## PROVIDED ENTRIES
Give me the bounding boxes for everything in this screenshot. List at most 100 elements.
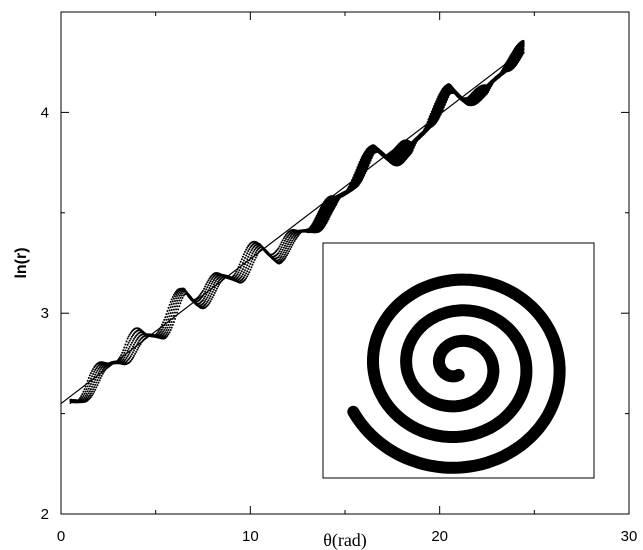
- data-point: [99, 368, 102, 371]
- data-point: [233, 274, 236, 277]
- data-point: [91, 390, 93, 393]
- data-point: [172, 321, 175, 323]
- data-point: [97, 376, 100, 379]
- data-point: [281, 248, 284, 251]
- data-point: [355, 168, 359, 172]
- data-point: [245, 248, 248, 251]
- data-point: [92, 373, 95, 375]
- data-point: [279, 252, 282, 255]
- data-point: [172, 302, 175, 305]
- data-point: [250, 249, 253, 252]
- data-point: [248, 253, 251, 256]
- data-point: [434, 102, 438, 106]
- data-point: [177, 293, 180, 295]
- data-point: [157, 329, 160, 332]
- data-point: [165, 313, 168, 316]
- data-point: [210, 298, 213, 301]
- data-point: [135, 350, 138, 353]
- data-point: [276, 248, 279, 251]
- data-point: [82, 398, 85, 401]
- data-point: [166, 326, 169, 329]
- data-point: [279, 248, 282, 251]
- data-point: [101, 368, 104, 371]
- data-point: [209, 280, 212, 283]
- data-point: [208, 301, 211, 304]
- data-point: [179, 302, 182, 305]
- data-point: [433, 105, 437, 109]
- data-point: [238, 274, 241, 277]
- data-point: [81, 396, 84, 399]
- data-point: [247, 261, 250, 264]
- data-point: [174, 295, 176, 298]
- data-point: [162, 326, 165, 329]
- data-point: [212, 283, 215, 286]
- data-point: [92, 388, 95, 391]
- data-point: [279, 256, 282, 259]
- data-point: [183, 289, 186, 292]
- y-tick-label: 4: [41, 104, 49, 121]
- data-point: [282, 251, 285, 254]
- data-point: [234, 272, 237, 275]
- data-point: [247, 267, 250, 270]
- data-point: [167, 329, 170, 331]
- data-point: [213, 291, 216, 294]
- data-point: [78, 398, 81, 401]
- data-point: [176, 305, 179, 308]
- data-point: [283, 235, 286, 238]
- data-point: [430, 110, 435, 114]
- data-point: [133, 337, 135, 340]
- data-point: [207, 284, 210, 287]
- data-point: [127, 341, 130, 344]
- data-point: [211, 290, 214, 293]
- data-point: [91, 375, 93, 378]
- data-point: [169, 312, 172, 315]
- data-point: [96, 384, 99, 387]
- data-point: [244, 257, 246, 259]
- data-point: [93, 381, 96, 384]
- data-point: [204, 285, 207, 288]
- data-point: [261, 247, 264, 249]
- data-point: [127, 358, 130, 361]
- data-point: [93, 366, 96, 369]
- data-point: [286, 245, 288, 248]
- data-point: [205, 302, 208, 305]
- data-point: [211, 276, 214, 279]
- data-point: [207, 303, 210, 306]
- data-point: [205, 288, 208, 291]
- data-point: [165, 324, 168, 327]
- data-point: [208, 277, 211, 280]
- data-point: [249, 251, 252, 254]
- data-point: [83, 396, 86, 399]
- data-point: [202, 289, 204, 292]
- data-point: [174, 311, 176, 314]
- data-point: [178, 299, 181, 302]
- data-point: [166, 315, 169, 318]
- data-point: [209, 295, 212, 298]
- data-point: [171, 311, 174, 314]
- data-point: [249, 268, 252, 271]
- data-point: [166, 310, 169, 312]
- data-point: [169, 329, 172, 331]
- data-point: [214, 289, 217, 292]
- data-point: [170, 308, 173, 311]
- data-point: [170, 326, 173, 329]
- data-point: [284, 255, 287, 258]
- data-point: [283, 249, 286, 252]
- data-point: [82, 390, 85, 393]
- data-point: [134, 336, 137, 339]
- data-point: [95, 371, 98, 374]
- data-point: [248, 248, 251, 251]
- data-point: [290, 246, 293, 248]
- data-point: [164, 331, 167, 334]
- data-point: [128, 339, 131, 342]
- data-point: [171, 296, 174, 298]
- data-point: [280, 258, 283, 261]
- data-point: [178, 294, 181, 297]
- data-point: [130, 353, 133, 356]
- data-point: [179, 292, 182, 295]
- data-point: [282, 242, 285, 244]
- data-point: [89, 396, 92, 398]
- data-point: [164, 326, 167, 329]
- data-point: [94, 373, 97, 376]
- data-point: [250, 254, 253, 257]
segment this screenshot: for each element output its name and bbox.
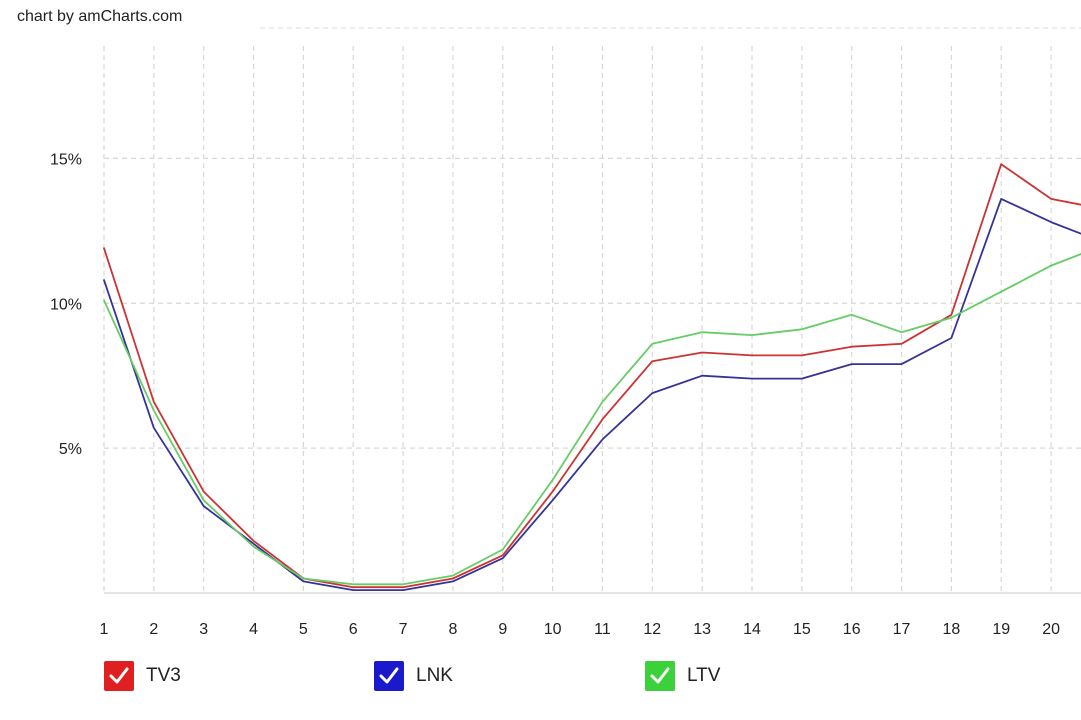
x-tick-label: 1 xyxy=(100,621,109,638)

## TASK TO CARRY OUT
Please lay out everything in the entries above, from the line containing "- data-point: [99, 368, 102, 371]" down to the line containing "- data-point: [169, 312, 172, 315]", as a JSON list of strings with one string per line, including both of those lines and leaving out blank lines.

## RESPONSE BELOW
[
  "- data-point: [99, 368, 102, 371]",
  "- data-point: [233, 274, 236, 277]",
  "- data-point: [91, 390, 93, 393]",
  "- data-point: [172, 321, 175, 323]",
  "- data-point: [97, 376, 100, 379]",
  "- data-point: [281, 248, 284, 251]",
  "- data-point: [355, 168, 359, 172]",
  "- data-point: [245, 248, 248, 251]",
  "- data-point: [92, 373, 95, 375]",
  "- data-point: [279, 252, 282, 255]",
  "- data-point: [172, 302, 175, 305]",
  "- data-point: [250, 249, 253, 252]",
  "- data-point: [248, 253, 251, 256]",
  "- data-point: [434, 102, 438, 106]",
  "- data-point: [177, 293, 180, 295]",
  "- data-point: [157, 329, 160, 332]",
  "- data-point: [165, 313, 168, 316]",
  "- data-point: [210, 298, 213, 301]",
  "- data-point: [135, 350, 138, 353]",
  "- data-point: [276, 248, 279, 251]",
  "- data-point: [82, 398, 85, 401]",
  "- data-point: [166, 326, 169, 329]",
  "- data-point: [279, 248, 282, 251]",
  "- data-point: [101, 368, 104, 371]",
  "- data-point: [209, 280, 212, 283]",
  "- data-point: [208, 301, 211, 304]",
  "- data-point: [179, 302, 182, 305]",
  "- data-point: [433, 105, 437, 109]",
  "- data-point: [238, 274, 241, 277]",
  "- data-point: [81, 396, 84, 399]",
  "- data-point: [247, 261, 250, 264]",
  "- data-point: [174, 295, 176, 298]",
  "- data-point: [162, 326, 165, 329]",
  "- data-point: [212, 283, 215, 286]",
  "- data-point: [92, 388, 95, 391]",
  "- data-point: [279, 256, 282, 259]",
  "- data-point: [183, 289, 186, 292]",
  "- y-tick-label: 4: [41, 104, 49, 121]",
  "- data-point: [282, 251, 285, 254]",
  "- data-point: [234, 272, 237, 275]",
  "- data-point: [247, 267, 250, 270]",
  "- data-point: [167, 329, 170, 331]",
  "- data-point: [213, 291, 216, 294]",
  "- data-point: [78, 398, 81, 401]",
  "- data-point: [176, 305, 179, 308]",
  "- data-point: [283, 235, 286, 238]",
  "- data-point: [430, 110, 435, 114]",
  "- data-point: [133, 337, 135, 340]",
  "- data-point: [207, 284, 210, 287]",
  "- data-point: [127, 341, 130, 344]",
  "- data-point: [211, 290, 214, 293]",
  "- data-point: [91, 375, 93, 378]",
  "- data-point: [169, 312, 172, 315]"
]